— Begin INPUT DATA —

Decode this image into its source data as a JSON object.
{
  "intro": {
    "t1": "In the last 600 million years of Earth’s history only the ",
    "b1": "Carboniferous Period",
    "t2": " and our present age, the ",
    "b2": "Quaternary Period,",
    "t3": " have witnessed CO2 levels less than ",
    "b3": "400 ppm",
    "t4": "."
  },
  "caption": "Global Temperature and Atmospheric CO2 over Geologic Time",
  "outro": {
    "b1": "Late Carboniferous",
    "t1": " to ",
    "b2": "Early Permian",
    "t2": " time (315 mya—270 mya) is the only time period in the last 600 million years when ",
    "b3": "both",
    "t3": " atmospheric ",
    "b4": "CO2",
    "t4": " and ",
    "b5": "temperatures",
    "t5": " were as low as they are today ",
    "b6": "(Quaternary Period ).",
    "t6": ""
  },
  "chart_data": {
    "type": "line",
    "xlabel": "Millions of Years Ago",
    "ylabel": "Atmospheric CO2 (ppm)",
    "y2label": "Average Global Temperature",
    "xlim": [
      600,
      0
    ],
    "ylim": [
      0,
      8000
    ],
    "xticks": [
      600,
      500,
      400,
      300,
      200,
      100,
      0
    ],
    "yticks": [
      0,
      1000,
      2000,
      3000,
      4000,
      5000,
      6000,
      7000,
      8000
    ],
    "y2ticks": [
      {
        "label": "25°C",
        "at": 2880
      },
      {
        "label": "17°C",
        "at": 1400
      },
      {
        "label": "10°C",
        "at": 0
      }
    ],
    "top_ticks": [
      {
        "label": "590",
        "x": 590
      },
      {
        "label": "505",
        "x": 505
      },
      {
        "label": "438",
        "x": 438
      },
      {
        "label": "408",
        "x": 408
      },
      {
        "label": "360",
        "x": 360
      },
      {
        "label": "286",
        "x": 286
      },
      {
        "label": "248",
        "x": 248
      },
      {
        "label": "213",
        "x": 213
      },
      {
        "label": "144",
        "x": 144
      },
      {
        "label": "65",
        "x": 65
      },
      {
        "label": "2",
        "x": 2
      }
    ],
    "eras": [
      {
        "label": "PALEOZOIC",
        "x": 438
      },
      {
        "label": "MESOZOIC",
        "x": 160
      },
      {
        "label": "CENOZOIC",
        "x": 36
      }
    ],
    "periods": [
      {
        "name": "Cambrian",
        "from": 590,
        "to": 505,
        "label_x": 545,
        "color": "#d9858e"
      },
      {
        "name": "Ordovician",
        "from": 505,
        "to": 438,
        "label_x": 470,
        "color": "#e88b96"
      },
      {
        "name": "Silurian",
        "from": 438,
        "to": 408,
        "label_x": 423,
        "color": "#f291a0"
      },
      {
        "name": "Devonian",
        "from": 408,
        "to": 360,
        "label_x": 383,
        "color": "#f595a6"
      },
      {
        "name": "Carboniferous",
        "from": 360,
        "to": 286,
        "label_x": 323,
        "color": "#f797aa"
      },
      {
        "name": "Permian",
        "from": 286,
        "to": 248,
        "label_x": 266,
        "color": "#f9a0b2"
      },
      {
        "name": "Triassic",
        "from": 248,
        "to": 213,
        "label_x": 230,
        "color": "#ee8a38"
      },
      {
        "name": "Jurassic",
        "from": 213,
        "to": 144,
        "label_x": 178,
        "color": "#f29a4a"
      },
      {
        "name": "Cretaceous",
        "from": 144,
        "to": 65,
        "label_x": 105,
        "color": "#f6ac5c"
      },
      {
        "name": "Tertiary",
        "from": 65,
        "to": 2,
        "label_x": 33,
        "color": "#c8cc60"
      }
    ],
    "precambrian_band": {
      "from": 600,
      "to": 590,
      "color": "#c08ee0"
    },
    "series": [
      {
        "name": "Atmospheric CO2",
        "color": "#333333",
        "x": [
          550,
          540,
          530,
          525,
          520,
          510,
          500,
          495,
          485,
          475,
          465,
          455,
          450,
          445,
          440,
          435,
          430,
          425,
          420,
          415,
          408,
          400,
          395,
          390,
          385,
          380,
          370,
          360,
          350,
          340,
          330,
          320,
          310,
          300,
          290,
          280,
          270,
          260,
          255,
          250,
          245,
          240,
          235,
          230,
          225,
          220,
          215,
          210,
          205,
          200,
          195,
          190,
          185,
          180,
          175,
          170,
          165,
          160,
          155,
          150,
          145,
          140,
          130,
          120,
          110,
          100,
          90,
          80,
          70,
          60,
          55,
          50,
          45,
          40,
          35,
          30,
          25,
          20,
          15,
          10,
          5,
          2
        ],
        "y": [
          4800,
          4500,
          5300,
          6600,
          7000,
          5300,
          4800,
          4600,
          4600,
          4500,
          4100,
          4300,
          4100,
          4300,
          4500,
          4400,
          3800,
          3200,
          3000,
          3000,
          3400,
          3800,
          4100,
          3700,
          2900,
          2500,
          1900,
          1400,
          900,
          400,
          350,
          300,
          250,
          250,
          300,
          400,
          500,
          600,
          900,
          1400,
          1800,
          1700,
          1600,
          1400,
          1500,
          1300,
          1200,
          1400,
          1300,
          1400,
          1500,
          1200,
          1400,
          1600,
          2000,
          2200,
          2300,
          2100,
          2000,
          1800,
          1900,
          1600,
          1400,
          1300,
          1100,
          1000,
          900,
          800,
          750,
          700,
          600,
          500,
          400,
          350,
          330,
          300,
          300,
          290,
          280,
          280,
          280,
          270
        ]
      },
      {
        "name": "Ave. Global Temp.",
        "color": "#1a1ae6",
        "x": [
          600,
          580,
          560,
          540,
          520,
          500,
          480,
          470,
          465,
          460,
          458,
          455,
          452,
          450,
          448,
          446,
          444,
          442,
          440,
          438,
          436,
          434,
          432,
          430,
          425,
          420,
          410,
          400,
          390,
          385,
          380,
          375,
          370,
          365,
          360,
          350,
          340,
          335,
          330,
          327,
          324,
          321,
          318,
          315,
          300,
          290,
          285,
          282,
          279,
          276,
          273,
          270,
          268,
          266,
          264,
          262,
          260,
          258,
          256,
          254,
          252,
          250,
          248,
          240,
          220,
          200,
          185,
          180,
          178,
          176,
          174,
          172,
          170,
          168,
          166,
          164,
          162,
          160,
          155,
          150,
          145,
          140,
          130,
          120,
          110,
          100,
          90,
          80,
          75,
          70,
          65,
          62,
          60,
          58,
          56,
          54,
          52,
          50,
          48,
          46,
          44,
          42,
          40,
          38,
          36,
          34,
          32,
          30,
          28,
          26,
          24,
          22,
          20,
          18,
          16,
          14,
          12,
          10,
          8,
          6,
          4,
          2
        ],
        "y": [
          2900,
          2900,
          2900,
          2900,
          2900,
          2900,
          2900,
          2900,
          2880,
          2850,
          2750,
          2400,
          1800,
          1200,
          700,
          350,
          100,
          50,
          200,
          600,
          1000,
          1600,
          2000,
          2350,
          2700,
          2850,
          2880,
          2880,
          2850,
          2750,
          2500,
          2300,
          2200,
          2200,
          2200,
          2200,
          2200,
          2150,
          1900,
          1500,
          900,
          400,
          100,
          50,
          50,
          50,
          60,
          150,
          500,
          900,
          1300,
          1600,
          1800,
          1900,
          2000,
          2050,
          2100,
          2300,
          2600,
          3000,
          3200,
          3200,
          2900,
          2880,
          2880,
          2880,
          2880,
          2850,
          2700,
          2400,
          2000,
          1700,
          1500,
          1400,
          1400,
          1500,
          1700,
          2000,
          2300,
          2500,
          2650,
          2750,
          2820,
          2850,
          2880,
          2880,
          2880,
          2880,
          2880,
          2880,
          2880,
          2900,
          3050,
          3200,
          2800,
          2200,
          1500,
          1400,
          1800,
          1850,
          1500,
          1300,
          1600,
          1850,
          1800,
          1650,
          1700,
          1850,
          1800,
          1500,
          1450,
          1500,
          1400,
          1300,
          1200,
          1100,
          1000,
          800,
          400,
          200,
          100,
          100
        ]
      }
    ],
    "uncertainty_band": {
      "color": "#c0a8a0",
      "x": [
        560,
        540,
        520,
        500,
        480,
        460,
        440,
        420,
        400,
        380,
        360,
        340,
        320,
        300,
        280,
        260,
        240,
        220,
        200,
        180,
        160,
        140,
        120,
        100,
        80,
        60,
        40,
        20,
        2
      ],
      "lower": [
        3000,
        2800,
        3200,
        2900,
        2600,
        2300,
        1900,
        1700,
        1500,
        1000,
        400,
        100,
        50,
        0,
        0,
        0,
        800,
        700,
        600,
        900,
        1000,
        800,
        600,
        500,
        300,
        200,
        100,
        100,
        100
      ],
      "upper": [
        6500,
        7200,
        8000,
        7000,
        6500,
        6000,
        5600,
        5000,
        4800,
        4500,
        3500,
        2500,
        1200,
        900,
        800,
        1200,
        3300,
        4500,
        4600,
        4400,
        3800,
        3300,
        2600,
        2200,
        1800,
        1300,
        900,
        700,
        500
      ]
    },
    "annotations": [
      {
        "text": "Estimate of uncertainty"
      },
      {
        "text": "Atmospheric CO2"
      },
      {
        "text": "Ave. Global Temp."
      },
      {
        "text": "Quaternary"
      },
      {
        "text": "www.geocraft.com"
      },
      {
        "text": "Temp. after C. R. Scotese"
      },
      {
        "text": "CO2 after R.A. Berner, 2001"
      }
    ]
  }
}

— End INPUT DATA —

▶ PROBLEM DETAILS
Where a line above contains the string "from", copy that line.

▶ EXERCISE ANSWER
        "from": 590,
        "from": 505,
        "from": 438,
        "from": 408,
        "from": 360,
        "from": 286,
        "from": 248,
        "from": 213,
        "from": 144,
        "from": 65,
      "from": 600,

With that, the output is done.